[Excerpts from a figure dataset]
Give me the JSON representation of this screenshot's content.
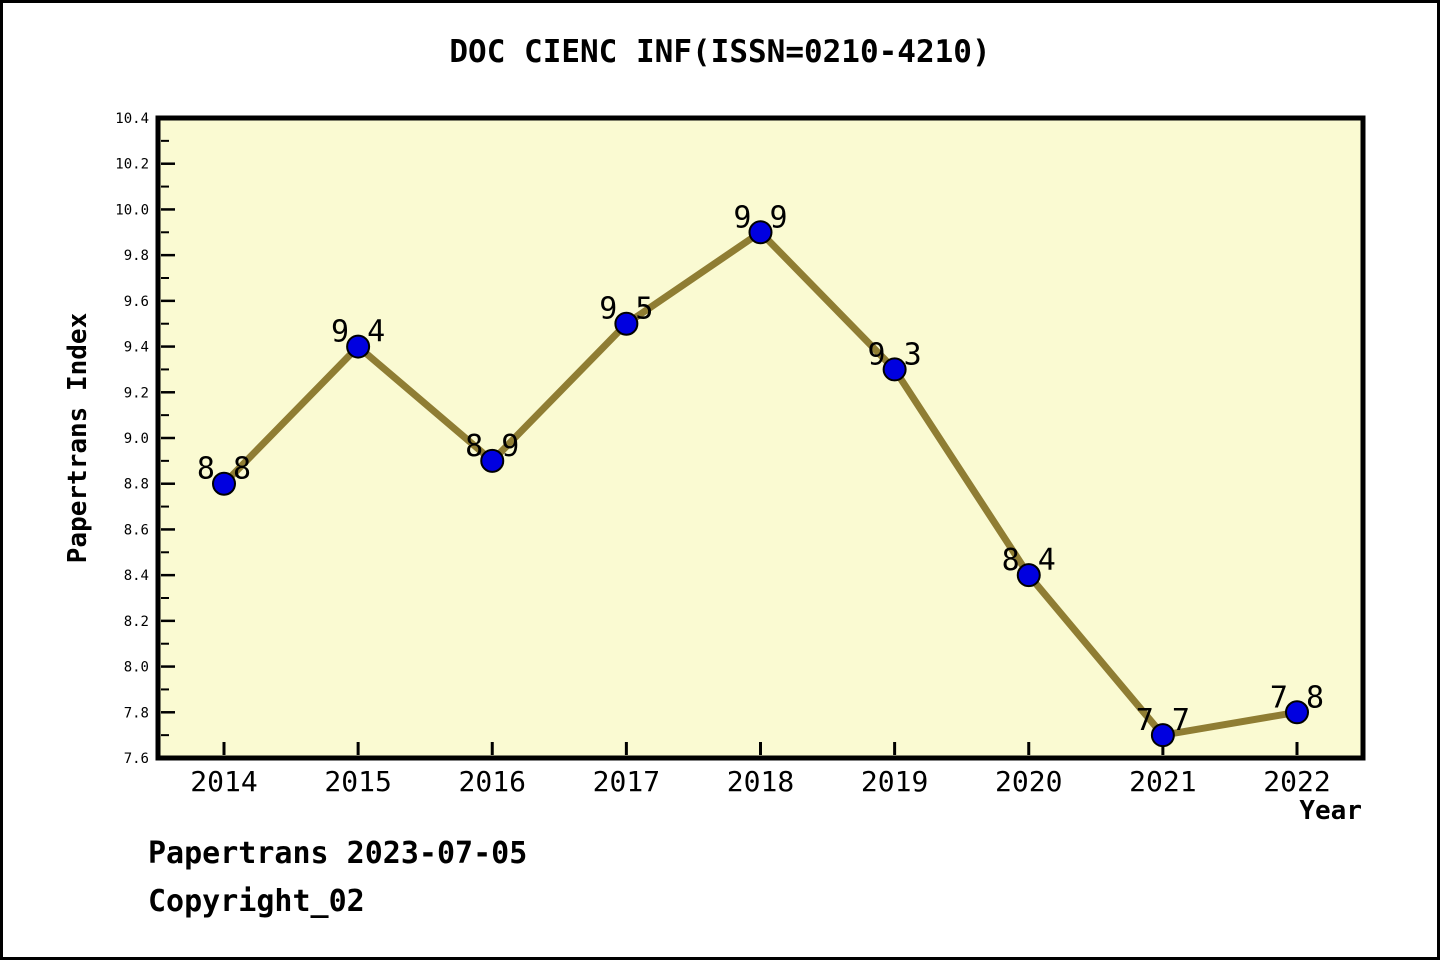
{
  "page": {
    "footer_line1": "Papertrans 2023-07-05",
    "footer_line2": "Copyright_02"
  },
  "chart_data": {
    "type": "line",
    "title": "DOC CIENC INF(ISSN=0210-4210)",
    "xlabel": "Year",
    "ylabel": "Papertrans Index",
    "categories": [
      "2014",
      "2015",
      "2016",
      "2017",
      "2018",
      "2019",
      "2020",
      "2021",
      "2022"
    ],
    "values": [
      8.8,
      9.4,
      8.9,
      9.5,
      9.9,
      9.3,
      8.4,
      7.7,
      7.8
    ],
    "point_labels": [
      "8.8",
      "9.4",
      "8.9",
      "9.5",
      "9.9",
      "9.3",
      "8.4",
      "7.7",
      "7.8"
    ],
    "ylim": [
      7.6,
      10.4
    ],
    "ytick_step": 0.2,
    "ytick_minor_step": 0.1,
    "ytick_labels": [
      "7.6",
      "7.8",
      "8.0",
      "8.2",
      "8.4",
      "8.6",
      "8.8",
      "9.0",
      "9.2",
      "9.4",
      "9.6",
      "9.8",
      "10.0",
      "10.2",
      "10.4"
    ],
    "grid": "off",
    "legend": "none",
    "colors": {
      "line": "#8F7D33",
      "marker": "#0000E0",
      "marker_edge": "#000000",
      "plot_bg": "#FAFAD2",
      "axis": "#000000",
      "text": "#000000",
      "page_bg": "#FFFFFF"
    }
  }
}
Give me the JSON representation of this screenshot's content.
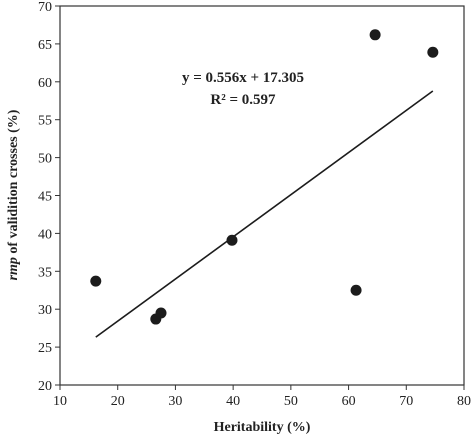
{
  "chart_data": {
    "type": "scatter",
    "title": "",
    "xlabel": "Heritability (%)",
    "ylabel_italic": "rmp",
    "ylabel_rest": " of validition crosses (%)",
    "xlim": [
      10,
      80
    ],
    "ylim": [
      20,
      70
    ],
    "xticks": [
      10,
      20,
      30,
      40,
      50,
      60,
      70,
      80
    ],
    "yticks": [
      20,
      25,
      30,
      35,
      40,
      45,
      50,
      55,
      60,
      65,
      70
    ],
    "grid": false,
    "legend": "none",
    "series": [
      {
        "points": [
          {
            "x": 16.2,
            "y": 33.7
          },
          {
            "x": 26.6,
            "y": 28.7
          },
          {
            "x": 27.5,
            "y": 29.5
          },
          {
            "x": 39.8,
            "y": 39.1
          },
          {
            "x": 61.3,
            "y": 32.5
          },
          {
            "x": 64.6,
            "y": 66.2
          },
          {
            "x": 74.6,
            "y": 63.9
          }
        ]
      }
    ],
    "trendline": {
      "slope": 0.556,
      "intercept": 17.305,
      "x_range": [
        16.2,
        74.6
      ]
    },
    "annotations": {
      "equation": "y = 0.556x + 17.305",
      "r_squared": "R² = 0.597"
    },
    "colors": {
      "marker": "#1c1c1c",
      "line": "#1c1c1c",
      "axis": "#333333"
    }
  }
}
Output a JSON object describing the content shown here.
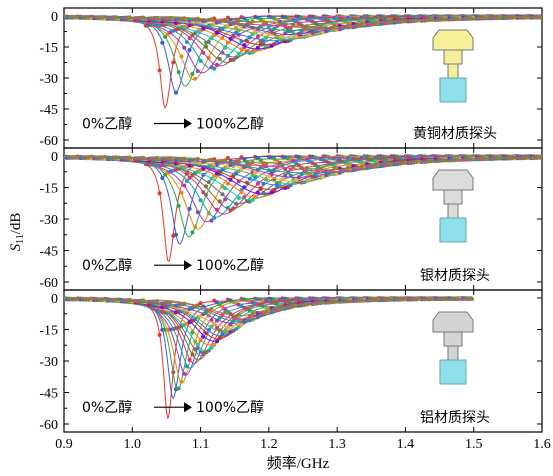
{
  "chart_data": [
    {
      "type": "line",
      "panel": "top",
      "annotation_from": "0%乙醇",
      "annotation_to": "100%乙醇",
      "probe_label": "黄铜材质探头",
      "probe_icon": "brass-probe-icon",
      "probe_color": "#f5ef9a",
      "tip_color": "#8fe0ea",
      "x_range": [
        0.9,
        1.6
      ],
      "y_range": [
        -60,
        0
      ],
      "y_ticks": [
        "0",
        "-15",
        "-30",
        "-45",
        "-60"
      ],
      "x_extent_max": 1.6,
      "series_count": 20,
      "resonance_start_freq": 1.048,
      "resonance_end_freq": 1.27,
      "min_depth_start": -45,
      "min_depth_end": -5,
      "width_start": 0.012,
      "width_end": 0.13
    },
    {
      "type": "line",
      "panel": "middle",
      "annotation_from": "0%乙醇",
      "annotation_to": "100%乙醇",
      "probe_label": "银材质探头",
      "probe_icon": "silver-probe-icon",
      "probe_color": "#dcdcdc",
      "tip_color": "#8fe0ea",
      "x_range": [
        0.9,
        1.6
      ],
      "y_range": [
        -60,
        0
      ],
      "y_ticks": [
        "0",
        "-15",
        "-30",
        "-45",
        "-60"
      ],
      "x_extent_max": 1.6,
      "series_count": 20,
      "resonance_start_freq": 1.053,
      "resonance_end_freq": 1.28,
      "min_depth_start": -51,
      "min_depth_end": -6,
      "width_start": 0.012,
      "width_end": 0.13
    },
    {
      "type": "line",
      "panel": "bottom",
      "annotation_from": "0%乙醇",
      "annotation_to": "100%乙醇",
      "probe_label": "铝材质探头",
      "probe_icon": "aluminum-probe-icon",
      "probe_color": "#d4d4d4",
      "tip_color": "#8fe0ea",
      "x_range": [
        0.9,
        1.6
      ],
      "y_range": [
        -60,
        0
      ],
      "y_ticks": [
        "0",
        "-15",
        "-30",
        "-45",
        "-60"
      ],
      "x_extent_max": 1.5,
      "series_count": 20,
      "resonance_start_freq": 1.052,
      "resonance_end_freq": 1.16,
      "min_depth_start": -58,
      "min_depth_end": -8,
      "width_start": 0.01,
      "width_end": 0.075
    }
  ],
  "axes": {
    "x_ticks": [
      "0.9",
      "1.0",
      "1.1",
      "1.2",
      "1.3",
      "1.4",
      "1.5",
      "1.6"
    ],
    "x_label": "频率/GHz",
    "y_label_main": "S",
    "y_label_sub": "11",
    "y_label_unit": "/dB"
  },
  "series_colors": [
    "#e5382b",
    "#3a5bd9",
    "#2aa84a",
    "#e08a1e",
    "#9b3fc2",
    "#17a2b8",
    "#d63384",
    "#8b6d2f",
    "#6c757d",
    "#20c997",
    "#fd7e14",
    "#6610f2",
    "#c0392b",
    "#2c7be5",
    "#5cb85c",
    "#f0ad4e",
    "#8e44ad",
    "#16a085",
    "#e83e8c",
    "#7f8c2d"
  ]
}
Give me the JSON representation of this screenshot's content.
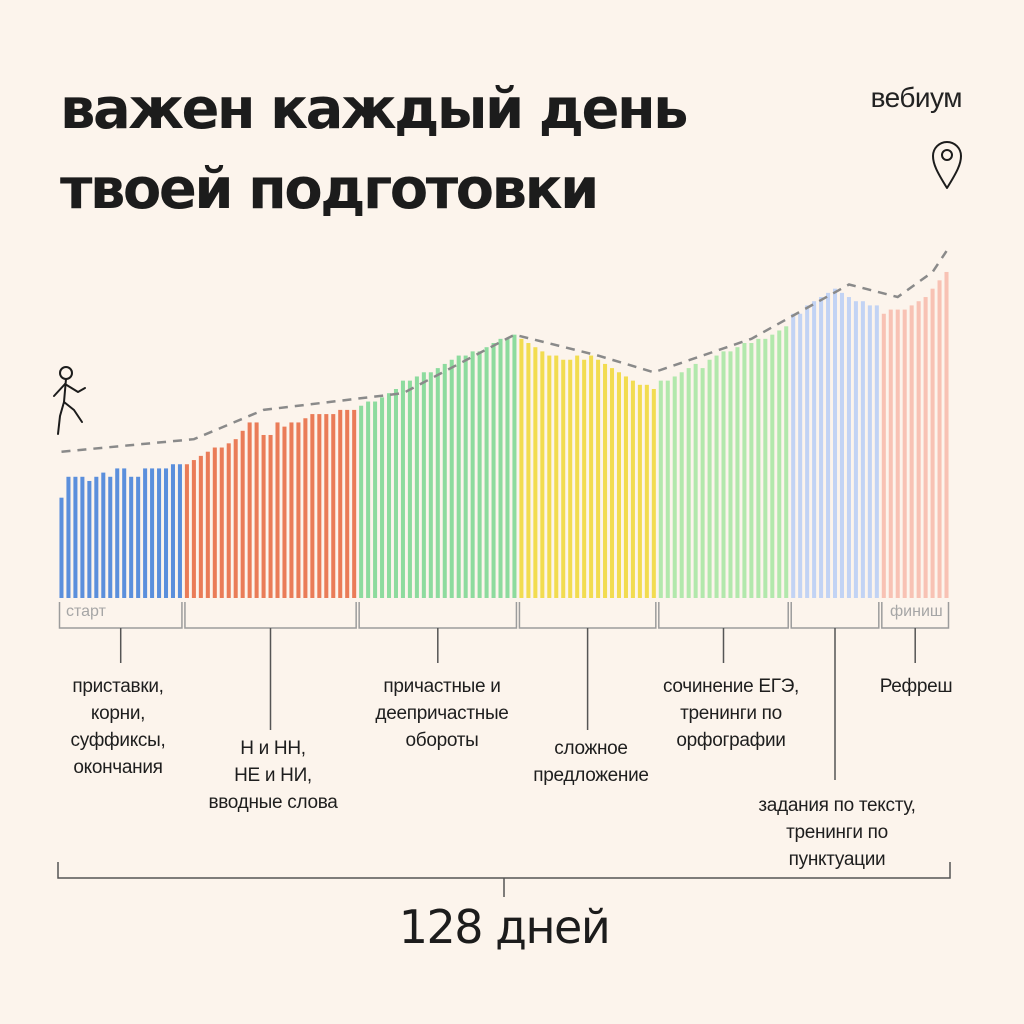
{
  "title_lines": [
    "важен каждый день",
    "твоей подготовки"
  ],
  "brand": "вебиум",
  "start_label": "старт",
  "finish_label": "финиш",
  "total_label": "128 дней",
  "phases": [
    {
      "caption": "приставки,\nкорни,\nсуффиксы,\nокончания",
      "color": "#5b8fdc"
    },
    {
      "caption": "Н и НН,\nНЕ и НИ,\nвводные слова",
      "color": "#ea7c58"
    },
    {
      "caption": "причастные и\nдеепричастные\nобороты",
      "color": "#8ddb9e"
    },
    {
      "caption": "сложное\nпредложение",
      "color": "#f2dc50"
    },
    {
      "caption": "сочинение ЕГЭ,\nтренинги по\nорфографии",
      "color": "#b2e8ac"
    },
    {
      "caption": "задания по тексту,\nтренинги по\nпунктуации",
      "color": "#c2d3f4"
    },
    {
      "caption": "Рефреш",
      "color": "#f8c2b4"
    }
  ],
  "chart_data": {
    "type": "bar",
    "x_range": [
      1,
      128
    ],
    "y_range": [
      0,
      100
    ],
    "series": [
      {
        "name": "приставки, корни, суффиксы, окончания",
        "color": "#5b8fdc",
        "values": [
          24,
          29,
          29,
          29,
          28,
          29,
          30,
          29,
          31,
          31,
          29,
          29,
          31,
          31,
          31,
          31,
          32,
          32
        ]
      },
      {
        "name": "Н и НН, НЕ и НИ, вводные слова",
        "color": "#ea7c58",
        "values": [
          32,
          33,
          34,
          35,
          36,
          36,
          37,
          38,
          40,
          42,
          42,
          39,
          39,
          42,
          41,
          42,
          42,
          43,
          44,
          44,
          44,
          44,
          45,
          45,
          45
        ]
      },
      {
        "name": "причастные и деепричастные обороты",
        "color": "#8ddb9e",
        "values": [
          46,
          47,
          47,
          48,
          49,
          50,
          52,
          52,
          53,
          54,
          54,
          55,
          56,
          57,
          58,
          58,
          59,
          59,
          60,
          61,
          62,
          62,
          63
        ]
      },
      {
        "name": "сложное предложение",
        "color": "#f2dc50",
        "values": [
          62,
          61,
          60,
          59,
          58,
          58,
          57,
          57,
          58,
          57,
          58,
          57,
          56,
          55,
          54,
          53,
          52,
          51,
          51,
          50
        ]
      },
      {
        "name": "сочинение ЕГЭ, тренинги по орфографии",
        "color": "#b2e8ac",
        "values": [
          52,
          52,
          53,
          54,
          55,
          56,
          55,
          57,
          58,
          59,
          59,
          60,
          61,
          61,
          62,
          62,
          63,
          64,
          65
        ]
      },
      {
        "name": "задания по тексту, тренинги по пунктуации",
        "color": "#c2d3f4",
        "values": [
          68,
          68,
          70,
          71,
          72,
          73,
          74,
          73,
          72,
          71,
          71,
          70,
          70
        ]
      },
      {
        "name": "Рефреш",
        "color": "#f8c2b4",
        "values": [
          68,
          69,
          69,
          69,
          70,
          71,
          72,
          74,
          76,
          78
        ]
      }
    ],
    "trend_line": {
      "style": "dashed",
      "color": "#888888",
      "points": [
        [
          1,
          35
        ],
        [
          20,
          38
        ],
        [
          30,
          45
        ],
        [
          50,
          49
        ],
        [
          66,
          63
        ],
        [
          78,
          58
        ],
        [
          86,
          54
        ],
        [
          100,
          62
        ],
        [
          114,
          75
        ],
        [
          121,
          72
        ],
        [
          126,
          78
        ],
        [
          128,
          83
        ]
      ]
    },
    "milestones": [
      "walker-figure",
      "location-pin"
    ]
  }
}
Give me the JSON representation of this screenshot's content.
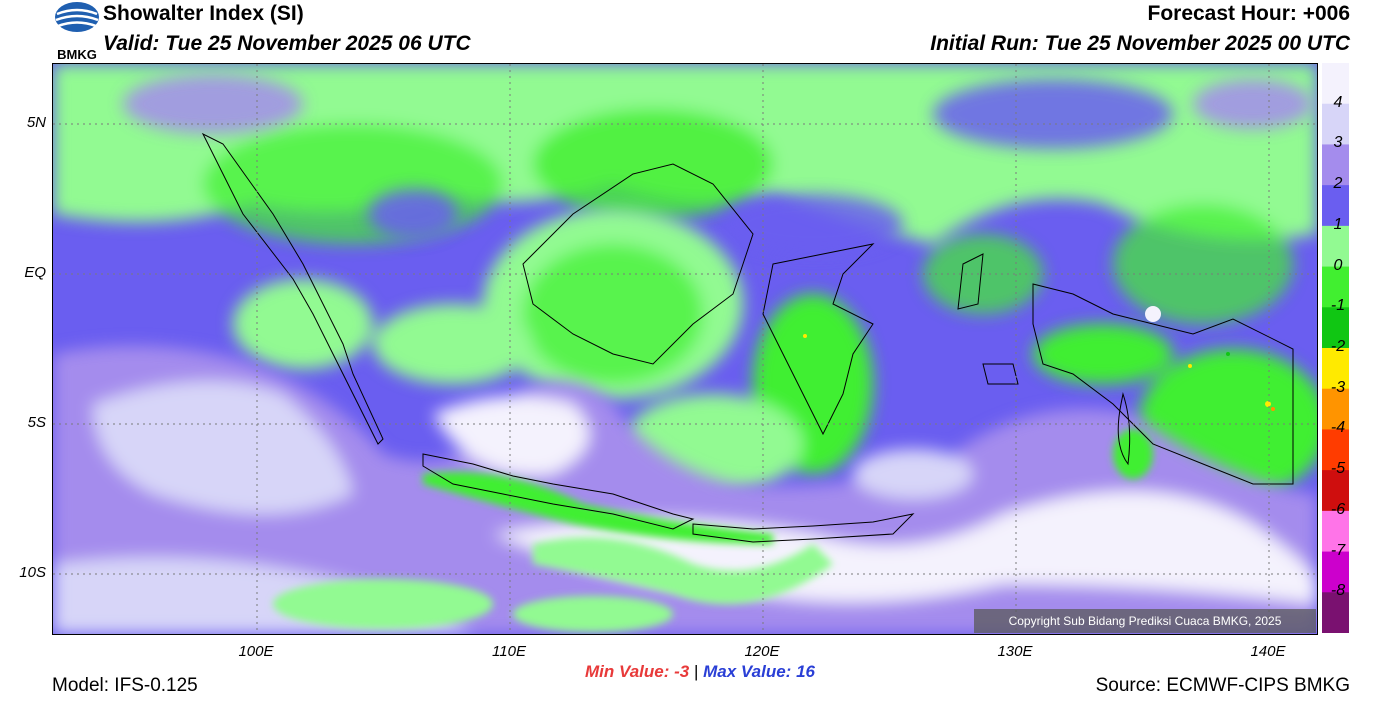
{
  "header": {
    "logo_text": "BMKG",
    "title": "Showalter Index (SI)",
    "valid": "Valid: Tue 25 November 2025 06 UTC",
    "forecast_hour": "Forecast Hour: +006",
    "initial_run": "Initial Run: Tue 25 November 2025 00 UTC"
  },
  "map": {
    "lat_labels": [
      "5N",
      "EQ",
      "5S",
      "10S"
    ],
    "lon_labels": [
      "100E",
      "110E",
      "120E",
      "130E",
      "140E"
    ],
    "copyright": "Copyright Sub Bidang Prediksi Cuaca BMKG, 2025"
  },
  "colorbar": {
    "labels": [
      "4",
      "3",
      "2",
      "1",
      "0",
      "-1",
      "-2",
      "-3",
      "-4",
      "-5",
      "-6",
      "-7",
      "-8"
    ],
    "colors": [
      "#f4f2fd",
      "#d7d5f8",
      "#a48ced",
      "#6a5ef0",
      "#92fa92",
      "#41ef30",
      "#10c613",
      "#ffea00",
      "#ff9400",
      "#ff3c00",
      "#cf0e0e",
      "#ff74e8",
      "#cc00cc",
      "#7a1170"
    ]
  },
  "stats": {
    "min_label": "Min Value:",
    "min_value": "-3",
    "separator": "|",
    "max_label": "Max Value:",
    "max_value": "16"
  },
  "footer": {
    "model": "Model: IFS-0.125",
    "source": "Source: ECMWF-CIPS BMKG"
  }
}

◆ **WORK TO COMPLETE**: Return every line above in which the string "panel" occurs.

◆ **FINISHED EXERCISE**:
      "panel": "top",
      "panel": "middle",
      "panel": "bottom",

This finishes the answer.